## Start Working data
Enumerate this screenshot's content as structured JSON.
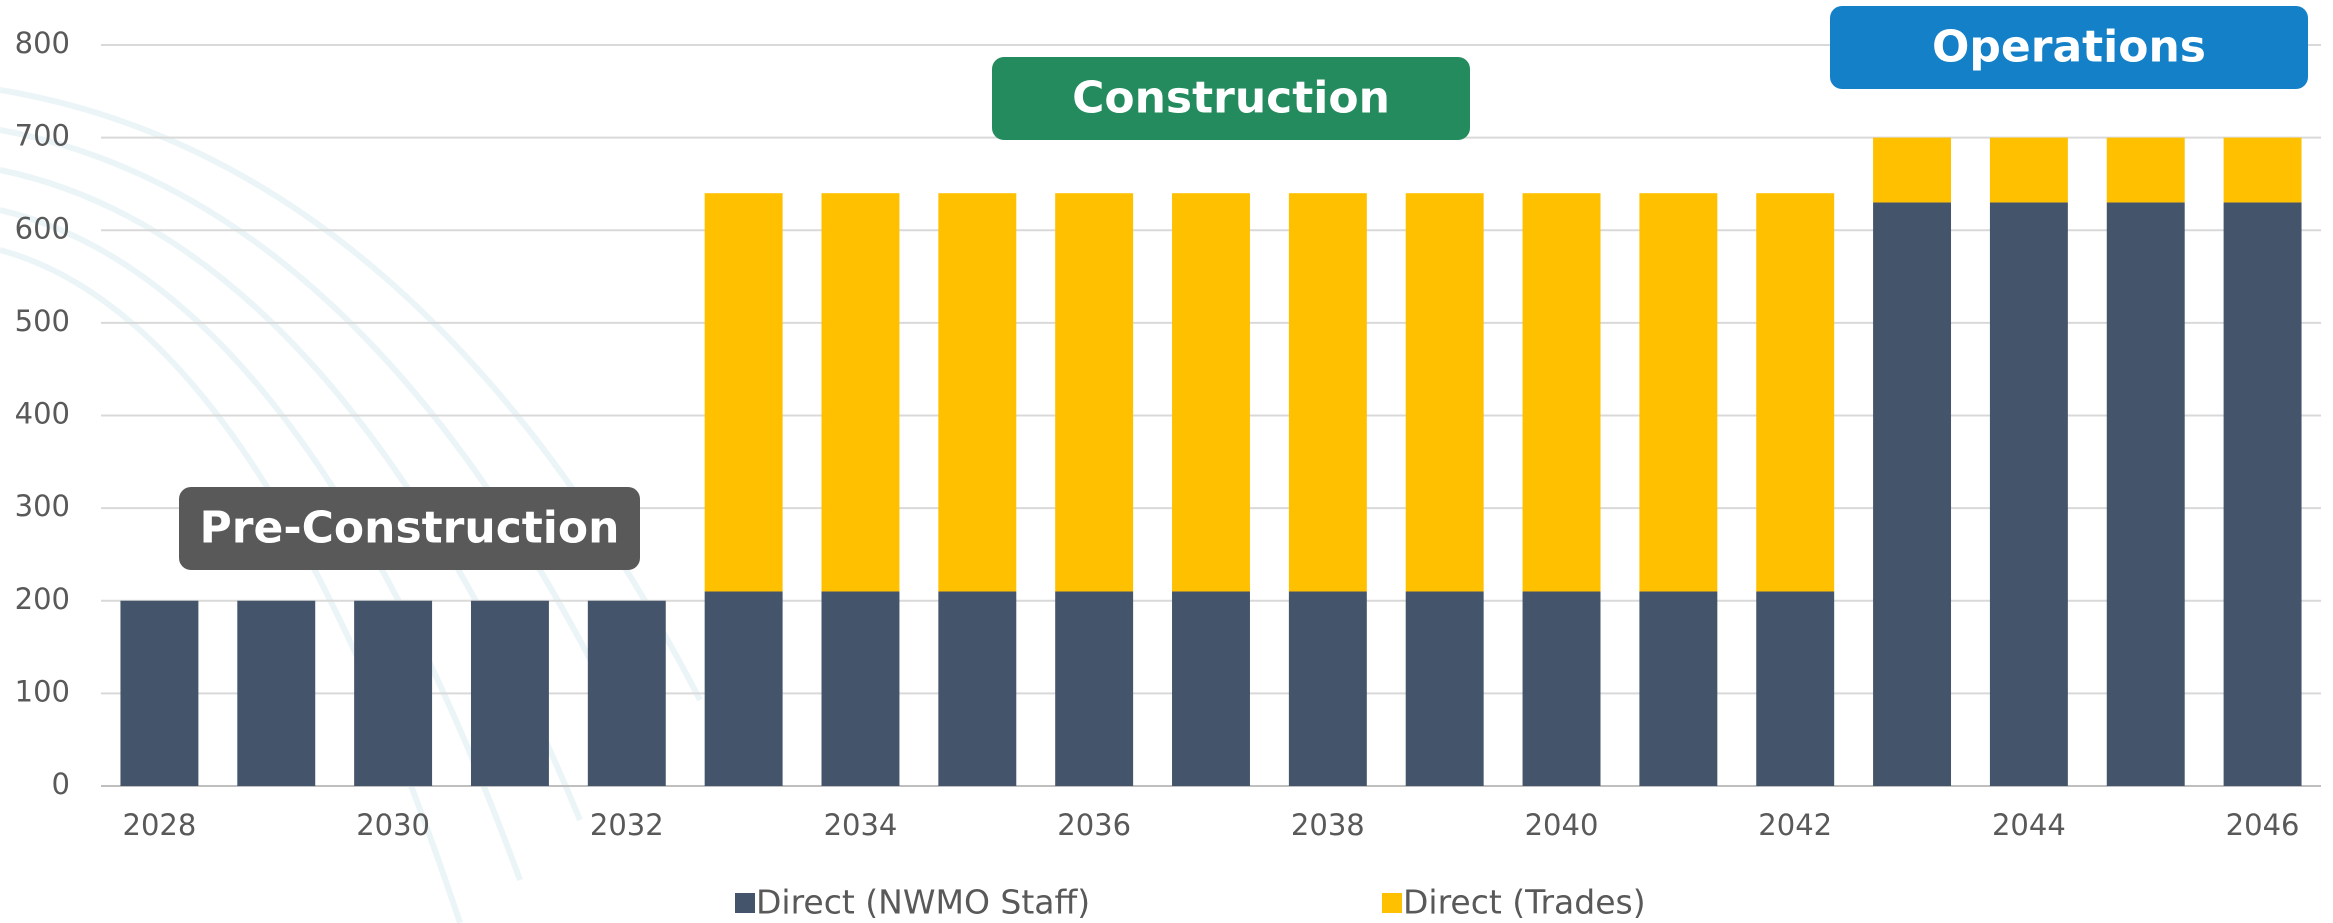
{
  "chart_data": {
    "type": "bar",
    "stacked": true,
    "categories": [
      "2028",
      null,
      "2030",
      null,
      "2032",
      null,
      "2034",
      null,
      "2036",
      null,
      "2038",
      null,
      "2040",
      null,
      "2042",
      null,
      "2044",
      null,
      "2046"
    ],
    "series": [
      {
        "name": "Direct (NWMO Staff)",
        "color": "#44546a",
        "values": [
          200,
          200,
          200,
          200,
          200,
          210,
          210,
          210,
          210,
          210,
          210,
          210,
          210,
          210,
          210,
          630,
          630,
          630,
          630
        ]
      },
      {
        "name": "Direct (Trades)",
        "color": "#ffc000",
        "values": [
          0,
          0,
          0,
          0,
          0,
          430,
          430,
          430,
          430,
          430,
          430,
          430,
          430,
          430,
          430,
          70,
          70,
          70,
          70
        ]
      }
    ],
    "ylim": [
      0,
      800
    ],
    "yticks": [
      0,
      100,
      200,
      300,
      400,
      500,
      600,
      700,
      800
    ],
    "grid": true,
    "legend": "bottom",
    "annotations": [
      {
        "text": "Pre-Construction",
        "color": "#595959"
      },
      {
        "text": "Construction",
        "color": "#238b5e"
      },
      {
        "text": "Operations",
        "color": "#1380c8"
      }
    ]
  }
}
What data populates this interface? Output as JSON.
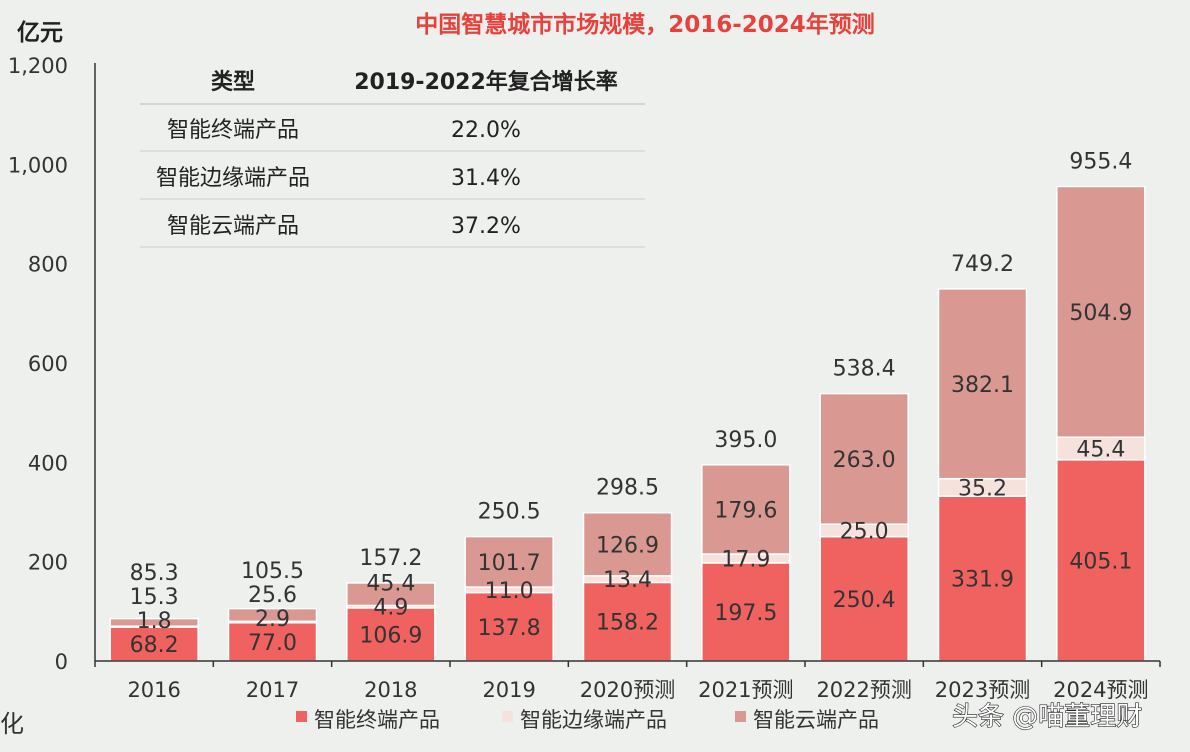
{
  "chart_data": {
    "type": "bar",
    "stacked": true,
    "title": "中国智慧城市市场规模，2016-2024年预测",
    "ylabel": "亿元",
    "xlabel": "",
    "ylim": [
      0,
      1200
    ],
    "yticks": [
      "0",
      "200",
      "400",
      "600",
      "800",
      "1,000",
      "1,200"
    ],
    "yticks_values": [
      0,
      200,
      400,
      600,
      800,
      1000,
      1200
    ],
    "grid": false,
    "legend_position": "bottom",
    "categories": [
      "2016",
      "2017",
      "2018",
      "2019",
      "2020预测",
      "2021预测",
      "2022预测",
      "2023预测",
      "2024预测"
    ],
    "series": [
      {
        "name": "智能终端产品",
        "color": "#ef6260",
        "values": [
          68.2,
          77.0,
          106.9,
          137.8,
          158.2,
          197.5,
          250.4,
          331.9,
          405.1
        ]
      },
      {
        "name": "智能边缘端产品",
        "color": "#f6e2dd",
        "values": [
          1.8,
          2.9,
          4.9,
          11.0,
          13.4,
          17.9,
          25.0,
          35.2,
          45.4
        ]
      },
      {
        "name": "智能云端产品",
        "color": "#da9893",
        "values": [
          15.3,
          25.6,
          45.4,
          101.7,
          126.9,
          179.6,
          263.0,
          382.1,
          504.9
        ]
      }
    ],
    "totals": [
      85.3,
      105.5,
      157.2,
      250.5,
      298.5,
      395.0,
      538.4,
      749.2,
      955.4
    ],
    "annotation_table": {
      "headers": [
        "类型",
        "2019-2022年复合增长率"
      ],
      "rows": [
        [
          "智能终端产品",
          "22.0%"
        ],
        [
          "智能边缘端产品",
          "31.4%"
        ],
        [
          "智能云端产品",
          "37.2%"
        ]
      ]
    }
  },
  "title_color": "#e8413c",
  "left_fragment": "化",
  "watermark": "头条 @喵董理财"
}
## End Working data
Every line of the material is to be quoted exactly, with no pictures carried over.

◆ **Result for this task**:
Enumerate this screenshot's content as structured JSON.
{
  "chart_data": {
    "type": "bar",
    "stacked": true,
    "categories": [
      "2028",
      null,
      "2030",
      null,
      "2032",
      null,
      "2034",
      null,
      "2036",
      null,
      "2038",
      null,
      "2040",
      null,
      "2042",
      null,
      "2044",
      null,
      "2046"
    ],
    "series": [
      {
        "name": "Direct (NWMO Staff)",
        "color": "#44546a",
        "values": [
          200,
          200,
          200,
          200,
          200,
          210,
          210,
          210,
          210,
          210,
          210,
          210,
          210,
          210,
          210,
          630,
          630,
          630,
          630
        ]
      },
      {
        "name": "Direct (Trades)",
        "color": "#ffc000",
        "values": [
          0,
          0,
          0,
          0,
          0,
          430,
          430,
          430,
          430,
          430,
          430,
          430,
          430,
          430,
          430,
          70,
          70,
          70,
          70
        ]
      }
    ],
    "ylim": [
      0,
      800
    ],
    "yticks": [
      0,
      100,
      200,
      300,
      400,
      500,
      600,
      700,
      800
    ],
    "grid": true,
    "legend": "bottom",
    "annotations": [
      {
        "text": "Pre-Construction",
        "color": "#595959"
      },
      {
        "text": "Construction",
        "color": "#238b5e"
      },
      {
        "text": "Operations",
        "color": "#1380c8"
      }
    ]
  }
}
What data populates this interface? Output as JSON.
{
  "chart_data": {
    "type": "bar",
    "stacked": true,
    "title": "中国智慧城市市场规模，2016-2024年预测",
    "ylabel": "亿元",
    "xlabel": "",
    "ylim": [
      0,
      1200
    ],
    "yticks": [
      "0",
      "200",
      "400",
      "600",
      "800",
      "1,000",
      "1,200"
    ],
    "yticks_values": [
      0,
      200,
      400,
      600,
      800,
      1000,
      1200
    ],
    "grid": false,
    "legend_position": "bottom",
    "categories": [
      "2016",
      "2017",
      "2018",
      "2019",
      "2020预测",
      "2021预测",
      "2022预测",
      "2023预测",
      "2024预测"
    ],
    "series": [
      {
        "name": "智能终端产品",
        "color": "#ef6260",
        "values": [
          68.2,
          77.0,
          106.9,
          137.8,
          158.2,
          197.5,
          250.4,
          331.9,
          405.1
        ]
      },
      {
        "name": "智能边缘端产品",
        "color": "#f6e2dd",
        "values": [
          1.8,
          2.9,
          4.9,
          11.0,
          13.4,
          17.9,
          25.0,
          35.2,
          45.4
        ]
      },
      {
        "name": "智能云端产品",
        "color": "#da9893",
        "values": [
          15.3,
          25.6,
          45.4,
          101.7,
          126.9,
          179.6,
          263.0,
          382.1,
          504.9
        ]
      }
    ],
    "totals": [
      85.3,
      105.5,
      157.2,
      250.5,
      298.5,
      395.0,
      538.4,
      749.2,
      955.4
    ],
    "annotation_table": {
      "headers": [
        "类型",
        "2019-2022年复合增长率"
      ],
      "rows": [
        [
          "智能终端产品",
          "22.0%"
        ],
        [
          "智能边缘端产品",
          "31.4%"
        ],
        [
          "智能云端产品",
          "37.2%"
        ]
      ]
    }
  },
  "title_color": "#e8413c",
  "left_fragment": "化",
  "watermark": "头条 @喵董理财"
}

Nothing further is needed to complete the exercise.